(Dataset entries)
▼

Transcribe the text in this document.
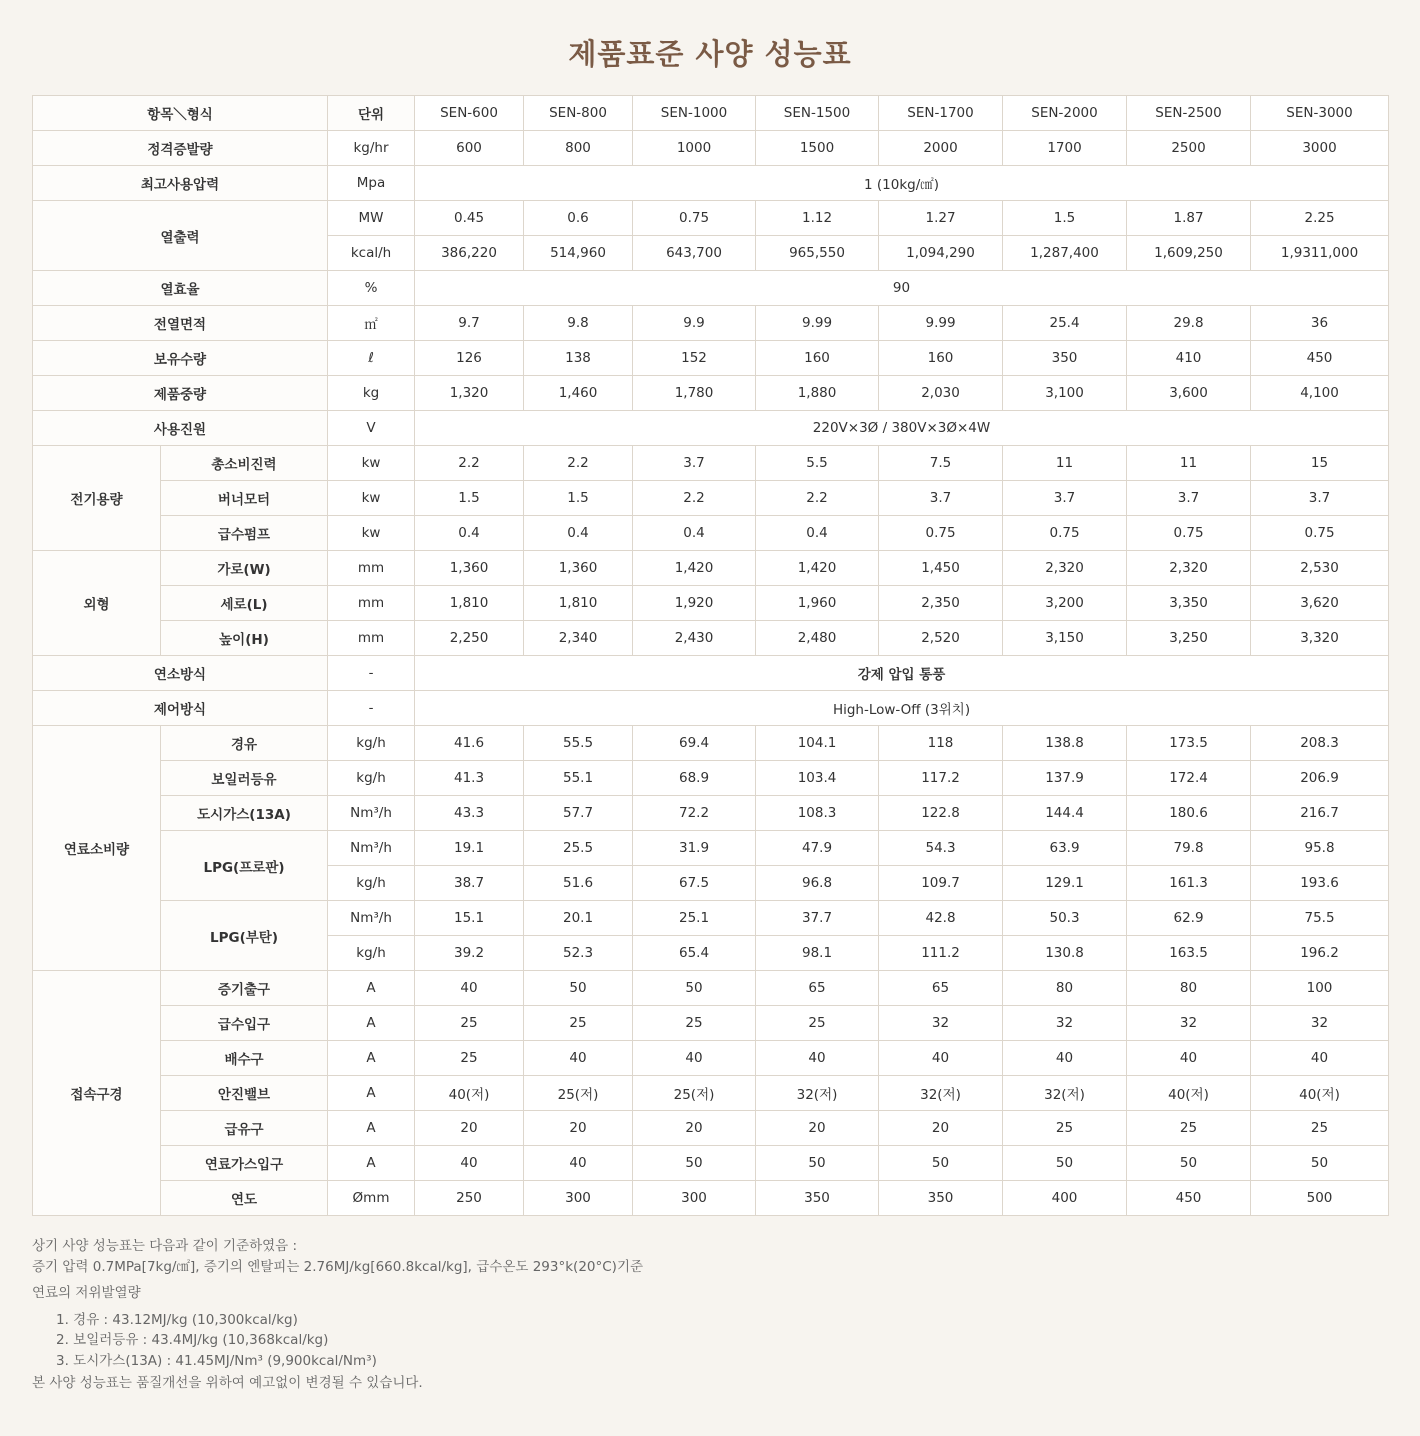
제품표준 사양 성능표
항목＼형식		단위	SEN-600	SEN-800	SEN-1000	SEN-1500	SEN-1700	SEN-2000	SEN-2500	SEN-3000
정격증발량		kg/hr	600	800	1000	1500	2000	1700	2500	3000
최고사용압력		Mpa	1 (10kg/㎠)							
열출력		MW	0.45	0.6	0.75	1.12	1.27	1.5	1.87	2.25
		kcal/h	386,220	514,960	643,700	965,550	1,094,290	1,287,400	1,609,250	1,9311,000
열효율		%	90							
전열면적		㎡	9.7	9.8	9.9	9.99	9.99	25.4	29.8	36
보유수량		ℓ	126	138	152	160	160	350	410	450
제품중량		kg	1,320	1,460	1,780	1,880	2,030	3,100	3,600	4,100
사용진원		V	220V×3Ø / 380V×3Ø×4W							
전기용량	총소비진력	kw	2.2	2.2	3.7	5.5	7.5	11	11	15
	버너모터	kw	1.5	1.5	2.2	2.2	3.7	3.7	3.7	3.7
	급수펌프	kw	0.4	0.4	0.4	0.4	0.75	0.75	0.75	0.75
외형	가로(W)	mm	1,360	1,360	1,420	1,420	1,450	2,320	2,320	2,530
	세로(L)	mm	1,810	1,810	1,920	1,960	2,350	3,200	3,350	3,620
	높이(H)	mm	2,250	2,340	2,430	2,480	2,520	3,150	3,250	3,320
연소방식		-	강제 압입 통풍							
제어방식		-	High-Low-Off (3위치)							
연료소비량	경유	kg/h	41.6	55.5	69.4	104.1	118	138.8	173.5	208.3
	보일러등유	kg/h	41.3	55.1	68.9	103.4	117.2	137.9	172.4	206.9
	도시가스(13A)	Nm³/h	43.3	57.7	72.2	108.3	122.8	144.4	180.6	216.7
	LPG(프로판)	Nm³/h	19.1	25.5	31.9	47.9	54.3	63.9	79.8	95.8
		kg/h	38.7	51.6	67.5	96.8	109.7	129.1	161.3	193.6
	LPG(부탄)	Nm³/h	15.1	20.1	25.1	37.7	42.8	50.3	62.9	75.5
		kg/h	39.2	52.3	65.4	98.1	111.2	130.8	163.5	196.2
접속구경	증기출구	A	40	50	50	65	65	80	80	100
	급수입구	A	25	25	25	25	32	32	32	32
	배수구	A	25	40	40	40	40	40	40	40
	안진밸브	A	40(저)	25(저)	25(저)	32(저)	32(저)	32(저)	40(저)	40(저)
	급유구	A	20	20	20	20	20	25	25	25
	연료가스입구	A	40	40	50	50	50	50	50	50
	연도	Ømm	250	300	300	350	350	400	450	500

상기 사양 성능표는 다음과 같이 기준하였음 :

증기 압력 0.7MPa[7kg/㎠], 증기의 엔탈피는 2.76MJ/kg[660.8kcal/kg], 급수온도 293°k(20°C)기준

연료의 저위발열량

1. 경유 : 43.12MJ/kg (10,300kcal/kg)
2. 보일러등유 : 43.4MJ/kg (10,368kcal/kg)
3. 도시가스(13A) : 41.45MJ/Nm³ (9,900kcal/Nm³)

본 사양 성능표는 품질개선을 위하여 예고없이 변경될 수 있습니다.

▲

> **SHORT TASK**: Omit pictures; set down the rest of the material word for word.

> **FINISHED ANSWER**:
Transcribe the text in this document.
제품표준 사양 성능표
항목＼형식		단위	SEN-600	SEN-800	SEN-1000	SEN-1500	SEN-1700	SEN-2000	SEN-2500	SEN-3000
정격증발량		kg/hr	600	800	1000	1500	2000	1700	2500	3000
최고사용압력		Mpa	1 (10kg/㎠)							
열출력		MW	0.45	0.6	0.75	1.12	1.27	1.5	1.87	2.25
		kcal/h	386,220	514,960	643,700	965,550	1,094,290	1,287,400	1,609,250	1,9311,000
열효율		%	90							
전열면적		㎡	9.7	9.8	9.9	9.99	9.99	25.4	29.8	36
보유수량		ℓ	126	138	152	160	160	350	410	450
제품중량		kg	1,320	1,460	1,780	1,880	2,030	3,100	3,600	4,100
사용진원		V	220V×3Ø / 380V×3Ø×4W							
전기용량	총소비진력	kw	2.2	2.2	3.7	5.5	7.5	11	11	15
	버너모터	kw	1.5	1.5	2.2	2.2	3.7	3.7	3.7	3.7
	급수펌프	kw	0.4	0.4	0.4	0.4	0.75	0.75	0.75	0.75
외형	가로(W)	mm	1,360	1,360	1,420	1,420	1,450	2,320	2,320	2,530
	세로(L)	mm	1,810	1,810	1,920	1,960	2,350	3,200	3,350	3,620
	높이(H)	mm	2,250	2,340	2,430	2,480	2,520	3,150	3,250	3,320
연소방식		-	강제 압입 통풍							
제어방식		-	High-Low-Off (3위치)							
연료소비량	경유	kg/h	41.6	55.5	69.4	104.1	118	138.8	173.5	208.3
	보일러등유	kg/h	41.3	55.1	68.9	103.4	117.2	137.9	172.4	206.9
	도시가스(13A)	Nm³/h	43.3	57.7	72.2	108.3	122.8	144.4	180.6	216.7
	LPG(프로판)	Nm³/h	19.1	25.5	31.9	47.9	54.3	63.9	79.8	95.8
		kg/h	38.7	51.6	67.5	96.8	109.7	129.1	161.3	193.6
	LPG(부탄)	Nm³/h	15.1	20.1	25.1	37.7	42.8	50.3	62.9	75.5
		kg/h	39.2	52.3	65.4	98.1	111.2	130.8	163.5	196.2
접속구경	증기출구	A	40	50	50	65	65	80	80	100
	급수입구	A	25	25	25	25	32	32	32	32
	배수구	A	25	40	40	40	40	40	40	40
	안진밸브	A	40(저)	25(저)	25(저)	32(저)	32(저)	32(저)	40(저)	40(저)
	급유구	A	20	20	20	20	20	25	25	25
	연료가스입구	A	40	40	50	50	50	50	50	50
	연도	Ømm	250	300	300	350	350	400	450	500

상기 사양 성능표는 다음과 같이 기준하였음 :

증기 압력 0.7MPa[7kg/㎠], 증기의 엔탈피는 2.76MJ/kg[660.8kcal/kg], 급수온도 293°k(20°C)기준

연료의 저위발열량

1. 경유 : 43.12MJ/kg (10,300kcal/kg)
2. 보일러등유 : 43.4MJ/kg (10,368kcal/kg)
3. 도시가스(13A) : 41.45MJ/Nm³ (9,900kcal/Nm³)

본 사양 성능표는 품질개선을 위하여 예고없이 변경될 수 있습니다.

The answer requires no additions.